Functional Independence Measure
Construct: Care-recipient functioning in an array of domains
Description of Measure: The severity of care-recipient functioning and impairments may be determined with the Functional Independence Measure (FIMSM; Uniform Data Set for Medical Rehabilitation, 1996). The FIMSM contains 13 items that assess motor functioning (eating, grooming, bathing, dressing, toileting, bowel and bladder control, transfers, and locomotion) and 5 items that measure cognitive functioning (communication and social cognition). Each item is rated on an ordinal scale ranging from 1 (Total Assistance) to 7 (Complete Independence). Lower scores indicate more functional deficits. The FIMSM has demonstrated considerable validity and reliability (Chau, Daler, & Andre, 1994; Crewe & Dijkers, 1995; Dodds, Martin, Stolov, & Deyo, 1993; Granger, Cotter, Hamilton & Fiedler, 1993). A version of the FIM is available for use in telephone interviews. There is also a version that has been developed for use with children (WeeFIM; Granger, Hamilton, & Kayton, 1989). Ideally, raters receive expert training for proper use of the FIM. It is widely used in most accredited medical rehabilitation programs and associated outcome research.

**Supplied information:**
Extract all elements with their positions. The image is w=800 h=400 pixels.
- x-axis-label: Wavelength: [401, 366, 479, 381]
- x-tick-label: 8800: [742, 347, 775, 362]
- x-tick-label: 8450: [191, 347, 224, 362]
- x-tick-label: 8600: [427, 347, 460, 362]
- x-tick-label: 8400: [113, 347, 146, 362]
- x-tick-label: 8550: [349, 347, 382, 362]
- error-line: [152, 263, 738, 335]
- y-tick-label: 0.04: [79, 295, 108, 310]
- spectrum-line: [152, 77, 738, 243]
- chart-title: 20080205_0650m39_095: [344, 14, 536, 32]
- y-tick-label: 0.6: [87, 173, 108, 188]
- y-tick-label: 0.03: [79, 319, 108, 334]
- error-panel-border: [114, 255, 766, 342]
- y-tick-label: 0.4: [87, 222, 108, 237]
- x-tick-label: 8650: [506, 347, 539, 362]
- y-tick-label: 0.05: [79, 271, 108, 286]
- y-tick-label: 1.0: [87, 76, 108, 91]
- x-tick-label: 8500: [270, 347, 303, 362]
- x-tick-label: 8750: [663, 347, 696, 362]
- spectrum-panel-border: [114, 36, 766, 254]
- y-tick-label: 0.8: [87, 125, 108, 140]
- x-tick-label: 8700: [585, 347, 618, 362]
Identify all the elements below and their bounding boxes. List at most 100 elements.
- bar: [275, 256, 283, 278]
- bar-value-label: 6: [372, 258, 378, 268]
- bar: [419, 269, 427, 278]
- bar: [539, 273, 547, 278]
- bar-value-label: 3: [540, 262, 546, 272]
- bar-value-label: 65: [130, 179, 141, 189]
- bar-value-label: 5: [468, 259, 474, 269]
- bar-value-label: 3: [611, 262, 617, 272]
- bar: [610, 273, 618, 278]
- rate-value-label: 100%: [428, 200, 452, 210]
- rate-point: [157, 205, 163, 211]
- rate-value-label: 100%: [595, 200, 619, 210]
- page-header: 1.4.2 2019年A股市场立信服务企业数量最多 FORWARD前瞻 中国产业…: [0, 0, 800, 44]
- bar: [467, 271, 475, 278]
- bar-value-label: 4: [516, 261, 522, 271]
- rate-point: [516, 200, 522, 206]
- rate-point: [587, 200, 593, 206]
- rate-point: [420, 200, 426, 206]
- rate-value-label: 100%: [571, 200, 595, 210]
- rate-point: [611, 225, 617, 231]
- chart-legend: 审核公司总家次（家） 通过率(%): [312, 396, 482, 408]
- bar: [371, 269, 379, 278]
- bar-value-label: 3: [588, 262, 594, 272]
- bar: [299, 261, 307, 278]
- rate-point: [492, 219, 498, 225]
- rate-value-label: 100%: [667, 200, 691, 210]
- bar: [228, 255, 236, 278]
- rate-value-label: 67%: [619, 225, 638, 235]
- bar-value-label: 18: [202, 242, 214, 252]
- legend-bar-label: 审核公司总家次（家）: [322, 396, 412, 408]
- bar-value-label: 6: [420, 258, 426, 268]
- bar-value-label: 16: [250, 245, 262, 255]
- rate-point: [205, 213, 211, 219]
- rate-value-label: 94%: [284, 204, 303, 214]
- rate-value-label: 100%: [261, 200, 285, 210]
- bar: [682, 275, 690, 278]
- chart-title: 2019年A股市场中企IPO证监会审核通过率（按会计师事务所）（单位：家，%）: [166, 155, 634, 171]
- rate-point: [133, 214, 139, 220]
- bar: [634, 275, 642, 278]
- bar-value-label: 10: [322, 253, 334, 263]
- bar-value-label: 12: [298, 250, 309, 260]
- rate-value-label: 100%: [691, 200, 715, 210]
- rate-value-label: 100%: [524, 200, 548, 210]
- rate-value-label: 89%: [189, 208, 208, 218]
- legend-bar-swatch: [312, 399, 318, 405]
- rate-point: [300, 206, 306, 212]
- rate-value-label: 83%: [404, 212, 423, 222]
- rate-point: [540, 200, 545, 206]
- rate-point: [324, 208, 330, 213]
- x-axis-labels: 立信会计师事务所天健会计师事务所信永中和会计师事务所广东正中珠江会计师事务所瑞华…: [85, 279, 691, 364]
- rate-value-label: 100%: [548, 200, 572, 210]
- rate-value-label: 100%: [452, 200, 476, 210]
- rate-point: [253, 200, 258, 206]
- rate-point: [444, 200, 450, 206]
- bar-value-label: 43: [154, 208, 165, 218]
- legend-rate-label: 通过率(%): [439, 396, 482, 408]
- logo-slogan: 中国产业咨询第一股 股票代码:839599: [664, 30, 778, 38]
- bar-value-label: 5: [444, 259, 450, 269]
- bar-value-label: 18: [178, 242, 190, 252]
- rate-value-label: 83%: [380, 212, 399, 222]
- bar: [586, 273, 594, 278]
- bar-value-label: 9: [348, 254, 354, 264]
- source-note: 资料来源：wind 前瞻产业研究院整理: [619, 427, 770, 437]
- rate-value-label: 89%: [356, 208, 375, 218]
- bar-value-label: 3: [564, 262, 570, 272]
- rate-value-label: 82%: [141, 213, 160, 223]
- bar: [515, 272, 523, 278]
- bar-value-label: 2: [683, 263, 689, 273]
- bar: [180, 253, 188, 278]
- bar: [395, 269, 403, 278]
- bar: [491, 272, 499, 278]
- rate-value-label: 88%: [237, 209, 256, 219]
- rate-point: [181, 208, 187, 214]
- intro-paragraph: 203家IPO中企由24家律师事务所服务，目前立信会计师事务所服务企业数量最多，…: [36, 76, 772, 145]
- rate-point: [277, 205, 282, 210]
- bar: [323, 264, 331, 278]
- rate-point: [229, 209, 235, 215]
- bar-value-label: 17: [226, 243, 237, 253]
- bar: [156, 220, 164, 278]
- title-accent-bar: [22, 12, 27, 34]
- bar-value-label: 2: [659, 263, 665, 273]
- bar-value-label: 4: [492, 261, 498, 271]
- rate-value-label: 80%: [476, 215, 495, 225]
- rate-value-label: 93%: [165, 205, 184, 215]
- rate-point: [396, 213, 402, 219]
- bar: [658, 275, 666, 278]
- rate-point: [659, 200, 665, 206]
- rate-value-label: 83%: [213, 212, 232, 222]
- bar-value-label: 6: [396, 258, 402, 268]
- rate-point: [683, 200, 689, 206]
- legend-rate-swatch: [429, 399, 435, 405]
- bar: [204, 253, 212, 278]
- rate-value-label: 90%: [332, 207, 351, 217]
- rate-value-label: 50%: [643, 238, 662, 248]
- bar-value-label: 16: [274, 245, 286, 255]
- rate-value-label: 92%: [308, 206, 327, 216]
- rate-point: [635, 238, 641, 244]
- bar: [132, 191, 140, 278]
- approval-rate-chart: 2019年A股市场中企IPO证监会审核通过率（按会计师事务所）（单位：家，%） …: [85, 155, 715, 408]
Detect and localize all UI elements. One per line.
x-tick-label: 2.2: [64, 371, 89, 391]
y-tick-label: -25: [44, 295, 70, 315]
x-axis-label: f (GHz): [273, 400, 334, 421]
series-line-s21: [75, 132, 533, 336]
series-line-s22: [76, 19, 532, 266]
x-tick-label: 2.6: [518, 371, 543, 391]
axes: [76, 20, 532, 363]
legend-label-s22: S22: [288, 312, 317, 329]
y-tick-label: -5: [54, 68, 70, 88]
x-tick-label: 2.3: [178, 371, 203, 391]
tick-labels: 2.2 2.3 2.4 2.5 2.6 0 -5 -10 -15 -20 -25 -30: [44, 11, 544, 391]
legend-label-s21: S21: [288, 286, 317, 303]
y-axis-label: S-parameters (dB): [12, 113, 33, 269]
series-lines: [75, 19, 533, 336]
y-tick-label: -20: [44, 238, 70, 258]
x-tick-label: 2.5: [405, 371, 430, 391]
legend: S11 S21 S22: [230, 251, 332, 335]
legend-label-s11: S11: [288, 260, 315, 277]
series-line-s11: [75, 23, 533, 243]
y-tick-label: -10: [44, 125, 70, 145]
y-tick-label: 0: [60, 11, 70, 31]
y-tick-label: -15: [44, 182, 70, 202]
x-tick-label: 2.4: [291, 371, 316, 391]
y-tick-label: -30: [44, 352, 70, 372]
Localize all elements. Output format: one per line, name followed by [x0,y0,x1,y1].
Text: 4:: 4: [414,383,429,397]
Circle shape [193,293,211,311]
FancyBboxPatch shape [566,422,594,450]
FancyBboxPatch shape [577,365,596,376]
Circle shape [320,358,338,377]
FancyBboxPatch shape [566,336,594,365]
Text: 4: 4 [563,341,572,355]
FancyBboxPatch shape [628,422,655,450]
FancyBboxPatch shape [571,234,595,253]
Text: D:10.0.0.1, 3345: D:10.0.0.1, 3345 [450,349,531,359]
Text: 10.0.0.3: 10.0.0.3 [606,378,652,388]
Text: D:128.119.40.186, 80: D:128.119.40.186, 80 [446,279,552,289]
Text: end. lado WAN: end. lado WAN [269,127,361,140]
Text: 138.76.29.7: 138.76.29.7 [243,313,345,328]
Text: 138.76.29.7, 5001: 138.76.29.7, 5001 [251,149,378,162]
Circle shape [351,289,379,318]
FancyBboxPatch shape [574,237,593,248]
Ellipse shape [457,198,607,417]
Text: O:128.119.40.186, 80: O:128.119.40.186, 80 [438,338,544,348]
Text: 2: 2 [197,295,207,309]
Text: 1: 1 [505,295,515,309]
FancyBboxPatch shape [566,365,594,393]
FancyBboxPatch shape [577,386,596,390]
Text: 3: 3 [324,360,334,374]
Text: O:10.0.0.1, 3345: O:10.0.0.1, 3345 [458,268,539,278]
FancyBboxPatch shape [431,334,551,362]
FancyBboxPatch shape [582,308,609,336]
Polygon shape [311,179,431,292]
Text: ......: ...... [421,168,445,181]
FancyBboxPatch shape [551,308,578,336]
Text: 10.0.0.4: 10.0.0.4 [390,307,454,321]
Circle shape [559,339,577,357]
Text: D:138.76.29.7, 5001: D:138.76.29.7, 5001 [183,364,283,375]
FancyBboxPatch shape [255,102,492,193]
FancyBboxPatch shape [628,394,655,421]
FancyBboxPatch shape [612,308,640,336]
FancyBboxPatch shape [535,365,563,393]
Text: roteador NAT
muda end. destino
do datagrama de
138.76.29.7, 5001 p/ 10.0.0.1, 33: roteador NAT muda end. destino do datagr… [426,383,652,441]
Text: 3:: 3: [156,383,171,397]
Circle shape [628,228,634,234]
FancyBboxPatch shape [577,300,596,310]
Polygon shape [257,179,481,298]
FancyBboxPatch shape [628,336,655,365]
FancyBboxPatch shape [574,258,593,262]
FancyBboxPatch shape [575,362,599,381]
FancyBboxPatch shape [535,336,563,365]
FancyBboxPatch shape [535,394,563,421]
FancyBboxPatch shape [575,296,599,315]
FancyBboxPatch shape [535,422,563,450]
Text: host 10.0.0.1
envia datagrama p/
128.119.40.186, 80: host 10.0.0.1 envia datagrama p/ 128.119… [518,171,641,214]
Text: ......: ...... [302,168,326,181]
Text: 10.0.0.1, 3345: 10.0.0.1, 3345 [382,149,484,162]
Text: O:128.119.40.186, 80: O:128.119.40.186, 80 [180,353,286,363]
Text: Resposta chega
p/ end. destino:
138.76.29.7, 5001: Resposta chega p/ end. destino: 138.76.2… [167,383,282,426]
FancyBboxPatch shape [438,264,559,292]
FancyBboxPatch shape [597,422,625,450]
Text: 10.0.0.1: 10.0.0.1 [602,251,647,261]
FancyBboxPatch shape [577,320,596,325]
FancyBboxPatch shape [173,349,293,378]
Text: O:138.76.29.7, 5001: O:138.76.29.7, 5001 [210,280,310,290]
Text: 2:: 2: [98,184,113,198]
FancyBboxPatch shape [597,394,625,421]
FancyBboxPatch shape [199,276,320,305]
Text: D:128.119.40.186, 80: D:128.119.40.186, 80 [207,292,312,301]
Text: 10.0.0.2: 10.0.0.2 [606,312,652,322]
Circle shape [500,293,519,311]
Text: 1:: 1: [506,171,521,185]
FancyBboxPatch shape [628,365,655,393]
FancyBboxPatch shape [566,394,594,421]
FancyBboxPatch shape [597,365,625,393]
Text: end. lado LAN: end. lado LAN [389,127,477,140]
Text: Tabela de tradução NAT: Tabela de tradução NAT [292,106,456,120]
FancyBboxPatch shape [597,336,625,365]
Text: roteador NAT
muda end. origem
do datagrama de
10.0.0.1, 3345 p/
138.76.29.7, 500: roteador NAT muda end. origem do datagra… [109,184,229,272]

**Description of the task:**
For each statement, say yes or no according to the Functional Independence Measure text, and quote the words that decide it: (a) The measure includes 5 items on cognitive functioning. (b) Higher scores indicate more functional deficits. (c) A version of the measure exists for use with children. The listing is separate material with no connection to the Functional Independence Measure text.

**Problem solution:**
(a) Yes: "5 items that measure cognitive functioning (communication and social cognition)"
(b) No: "Lower scores indicate more functional deficits."
(c) Yes: "There is also a version that has been developed for use with children"